▶ [DIRECTION] Only a number is required: how many lines of the material contain the word "prefeitura"?

▶ [Saved data entries]
↓

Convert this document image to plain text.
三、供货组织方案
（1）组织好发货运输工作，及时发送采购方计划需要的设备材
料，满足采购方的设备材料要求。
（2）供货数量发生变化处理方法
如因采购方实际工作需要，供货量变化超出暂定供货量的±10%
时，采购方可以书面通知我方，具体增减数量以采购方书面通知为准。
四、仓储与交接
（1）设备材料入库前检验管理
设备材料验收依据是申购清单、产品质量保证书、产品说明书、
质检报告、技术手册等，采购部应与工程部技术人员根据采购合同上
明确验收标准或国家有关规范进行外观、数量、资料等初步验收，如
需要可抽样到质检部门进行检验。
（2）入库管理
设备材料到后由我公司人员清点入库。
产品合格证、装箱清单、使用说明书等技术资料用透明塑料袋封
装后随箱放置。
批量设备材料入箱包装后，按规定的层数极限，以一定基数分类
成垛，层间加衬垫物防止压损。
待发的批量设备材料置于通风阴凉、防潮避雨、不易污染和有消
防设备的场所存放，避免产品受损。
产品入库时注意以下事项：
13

↑
↓

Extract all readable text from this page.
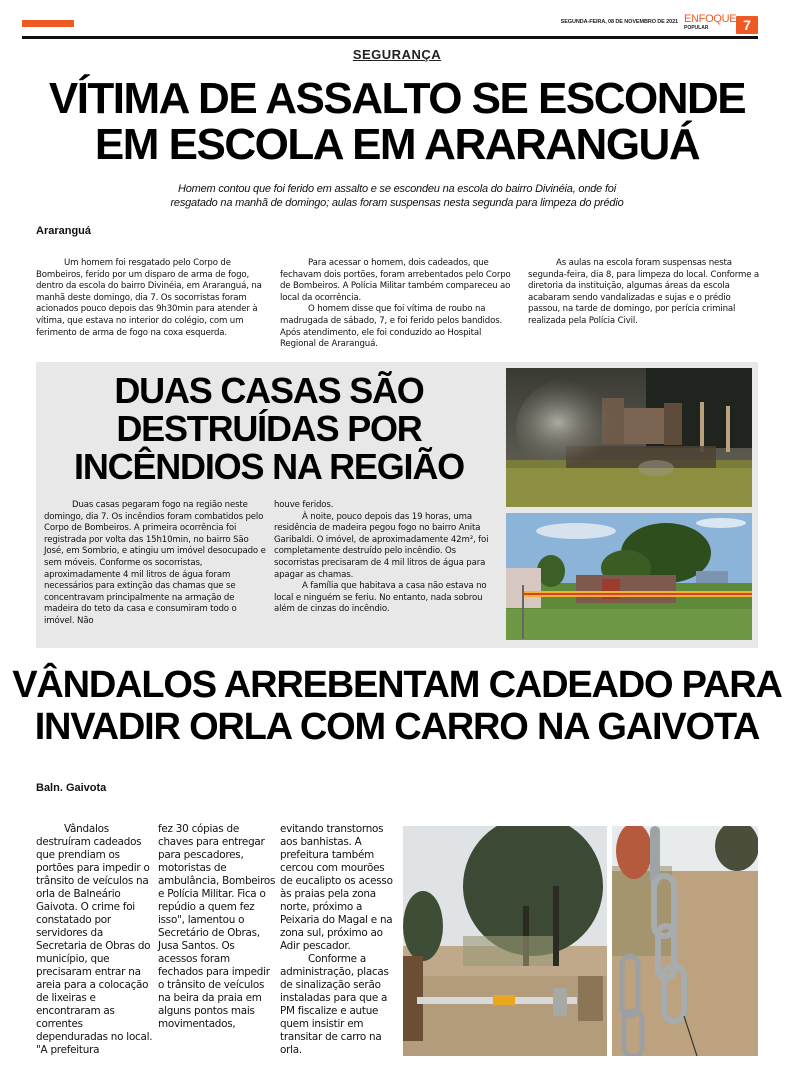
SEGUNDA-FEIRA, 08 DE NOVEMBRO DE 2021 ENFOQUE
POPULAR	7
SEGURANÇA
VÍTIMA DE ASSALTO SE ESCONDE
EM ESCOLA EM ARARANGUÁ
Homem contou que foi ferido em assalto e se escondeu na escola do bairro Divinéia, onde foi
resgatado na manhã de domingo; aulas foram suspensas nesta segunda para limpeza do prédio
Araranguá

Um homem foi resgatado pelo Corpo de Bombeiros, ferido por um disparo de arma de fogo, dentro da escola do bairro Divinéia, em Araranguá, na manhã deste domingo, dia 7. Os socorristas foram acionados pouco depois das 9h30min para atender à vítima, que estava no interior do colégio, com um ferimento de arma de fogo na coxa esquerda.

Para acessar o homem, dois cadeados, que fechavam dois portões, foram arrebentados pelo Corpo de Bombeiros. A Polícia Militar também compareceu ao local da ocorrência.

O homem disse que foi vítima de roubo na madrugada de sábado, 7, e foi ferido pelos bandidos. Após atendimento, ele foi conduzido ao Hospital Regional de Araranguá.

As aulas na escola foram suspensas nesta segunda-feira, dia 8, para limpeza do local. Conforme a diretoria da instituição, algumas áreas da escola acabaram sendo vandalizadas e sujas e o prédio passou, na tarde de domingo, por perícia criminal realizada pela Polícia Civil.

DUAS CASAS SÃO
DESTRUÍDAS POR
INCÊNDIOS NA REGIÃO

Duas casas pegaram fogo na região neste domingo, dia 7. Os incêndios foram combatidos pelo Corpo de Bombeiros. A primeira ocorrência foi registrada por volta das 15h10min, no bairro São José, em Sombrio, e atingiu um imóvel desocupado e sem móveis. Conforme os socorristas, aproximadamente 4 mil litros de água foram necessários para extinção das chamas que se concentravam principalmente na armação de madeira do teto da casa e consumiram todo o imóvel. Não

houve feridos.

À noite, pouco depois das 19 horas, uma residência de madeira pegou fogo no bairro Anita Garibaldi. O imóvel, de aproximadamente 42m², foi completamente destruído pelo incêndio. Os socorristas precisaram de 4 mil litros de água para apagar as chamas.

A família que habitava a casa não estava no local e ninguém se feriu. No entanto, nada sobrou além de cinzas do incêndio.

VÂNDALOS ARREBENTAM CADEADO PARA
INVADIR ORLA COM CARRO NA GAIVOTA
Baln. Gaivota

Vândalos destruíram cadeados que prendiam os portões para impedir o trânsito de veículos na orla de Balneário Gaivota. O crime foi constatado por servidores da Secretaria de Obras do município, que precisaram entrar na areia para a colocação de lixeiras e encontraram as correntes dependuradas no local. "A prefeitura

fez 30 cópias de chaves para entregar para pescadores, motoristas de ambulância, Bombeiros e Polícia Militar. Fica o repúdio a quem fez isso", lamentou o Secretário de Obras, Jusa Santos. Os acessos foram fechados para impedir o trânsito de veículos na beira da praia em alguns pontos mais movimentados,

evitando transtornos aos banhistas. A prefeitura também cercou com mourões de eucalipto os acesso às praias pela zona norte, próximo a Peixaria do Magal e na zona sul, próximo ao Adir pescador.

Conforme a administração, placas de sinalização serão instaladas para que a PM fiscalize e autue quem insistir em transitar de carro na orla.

↑

▶ [SOLUTION TO THIS PROBLEM] 2